Work to be completed -> Copy out all lines in the data below containing the string "value".

Extracted entries ->
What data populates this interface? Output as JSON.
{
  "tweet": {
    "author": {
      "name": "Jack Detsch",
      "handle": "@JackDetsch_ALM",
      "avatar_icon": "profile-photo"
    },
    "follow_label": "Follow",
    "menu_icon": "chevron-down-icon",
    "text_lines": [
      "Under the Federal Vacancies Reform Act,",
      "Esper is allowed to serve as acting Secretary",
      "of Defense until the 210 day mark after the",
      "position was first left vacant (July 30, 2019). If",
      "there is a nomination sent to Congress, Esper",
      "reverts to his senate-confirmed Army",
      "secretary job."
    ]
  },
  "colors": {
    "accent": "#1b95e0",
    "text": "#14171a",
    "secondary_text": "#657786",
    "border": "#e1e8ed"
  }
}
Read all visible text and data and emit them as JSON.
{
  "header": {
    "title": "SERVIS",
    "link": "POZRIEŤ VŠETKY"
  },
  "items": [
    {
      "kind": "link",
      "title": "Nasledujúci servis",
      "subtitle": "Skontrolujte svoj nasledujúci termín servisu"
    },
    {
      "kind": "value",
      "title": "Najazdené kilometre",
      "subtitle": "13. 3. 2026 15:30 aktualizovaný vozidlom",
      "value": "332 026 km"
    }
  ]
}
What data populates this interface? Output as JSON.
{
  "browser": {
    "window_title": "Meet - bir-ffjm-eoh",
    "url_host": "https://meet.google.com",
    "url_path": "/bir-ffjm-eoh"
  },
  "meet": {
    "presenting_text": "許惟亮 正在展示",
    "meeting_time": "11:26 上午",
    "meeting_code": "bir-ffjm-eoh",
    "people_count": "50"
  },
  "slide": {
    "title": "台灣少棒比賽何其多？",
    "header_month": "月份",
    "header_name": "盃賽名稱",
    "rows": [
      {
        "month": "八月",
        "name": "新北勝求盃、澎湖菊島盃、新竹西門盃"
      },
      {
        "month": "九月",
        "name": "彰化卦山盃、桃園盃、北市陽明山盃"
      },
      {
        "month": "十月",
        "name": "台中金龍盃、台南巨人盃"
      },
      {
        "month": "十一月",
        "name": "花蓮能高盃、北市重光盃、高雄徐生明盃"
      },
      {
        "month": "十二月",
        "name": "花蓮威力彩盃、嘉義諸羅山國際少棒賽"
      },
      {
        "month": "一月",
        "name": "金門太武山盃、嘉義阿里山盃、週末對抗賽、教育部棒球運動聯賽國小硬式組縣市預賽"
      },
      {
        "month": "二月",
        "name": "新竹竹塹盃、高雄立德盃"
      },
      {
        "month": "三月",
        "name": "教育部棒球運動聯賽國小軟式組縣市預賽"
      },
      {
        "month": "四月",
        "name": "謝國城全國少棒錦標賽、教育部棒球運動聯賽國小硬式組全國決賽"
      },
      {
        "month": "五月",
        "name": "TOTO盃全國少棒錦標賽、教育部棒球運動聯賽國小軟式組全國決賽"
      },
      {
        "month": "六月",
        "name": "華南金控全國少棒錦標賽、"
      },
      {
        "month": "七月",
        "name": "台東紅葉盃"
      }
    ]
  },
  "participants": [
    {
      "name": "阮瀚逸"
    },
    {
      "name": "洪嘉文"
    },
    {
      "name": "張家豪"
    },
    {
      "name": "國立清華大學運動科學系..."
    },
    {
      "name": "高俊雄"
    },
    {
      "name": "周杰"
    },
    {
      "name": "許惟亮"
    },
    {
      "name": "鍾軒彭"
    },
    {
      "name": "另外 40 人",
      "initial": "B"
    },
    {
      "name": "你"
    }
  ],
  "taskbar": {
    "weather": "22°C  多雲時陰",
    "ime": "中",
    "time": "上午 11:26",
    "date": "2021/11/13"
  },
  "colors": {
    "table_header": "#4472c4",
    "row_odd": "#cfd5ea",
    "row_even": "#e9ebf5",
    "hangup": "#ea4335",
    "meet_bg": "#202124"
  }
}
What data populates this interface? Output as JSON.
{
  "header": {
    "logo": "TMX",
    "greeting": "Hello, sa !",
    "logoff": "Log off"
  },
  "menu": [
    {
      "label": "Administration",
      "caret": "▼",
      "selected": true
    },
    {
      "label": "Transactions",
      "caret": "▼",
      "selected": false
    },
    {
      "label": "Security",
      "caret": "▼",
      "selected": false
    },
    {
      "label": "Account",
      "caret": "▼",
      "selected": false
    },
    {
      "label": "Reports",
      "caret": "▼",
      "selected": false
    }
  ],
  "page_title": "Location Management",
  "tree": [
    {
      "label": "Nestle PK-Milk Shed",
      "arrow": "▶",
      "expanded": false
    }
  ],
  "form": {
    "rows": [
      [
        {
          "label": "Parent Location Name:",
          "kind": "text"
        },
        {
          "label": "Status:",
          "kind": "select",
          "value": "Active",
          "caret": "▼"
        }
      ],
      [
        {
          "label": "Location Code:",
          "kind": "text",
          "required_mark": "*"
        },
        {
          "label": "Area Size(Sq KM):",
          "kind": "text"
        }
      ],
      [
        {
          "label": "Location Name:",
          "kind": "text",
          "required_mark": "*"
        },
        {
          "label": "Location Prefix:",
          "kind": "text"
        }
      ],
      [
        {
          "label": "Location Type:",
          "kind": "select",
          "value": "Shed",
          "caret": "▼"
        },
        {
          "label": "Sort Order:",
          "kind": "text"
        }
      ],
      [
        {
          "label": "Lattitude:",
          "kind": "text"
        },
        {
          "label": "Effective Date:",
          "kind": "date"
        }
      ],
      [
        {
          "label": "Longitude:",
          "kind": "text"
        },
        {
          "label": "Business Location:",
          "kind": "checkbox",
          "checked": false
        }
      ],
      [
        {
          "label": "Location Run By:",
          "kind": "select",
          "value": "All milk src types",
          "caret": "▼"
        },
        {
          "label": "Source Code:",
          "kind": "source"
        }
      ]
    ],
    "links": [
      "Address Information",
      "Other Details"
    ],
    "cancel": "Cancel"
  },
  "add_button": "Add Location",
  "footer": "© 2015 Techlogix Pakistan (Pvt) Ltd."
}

Reply ->
      "kind": "value",
      "value": "332 026 km"
          "value": "Active",
          "value": "Shed",
          "value": "All milk src types",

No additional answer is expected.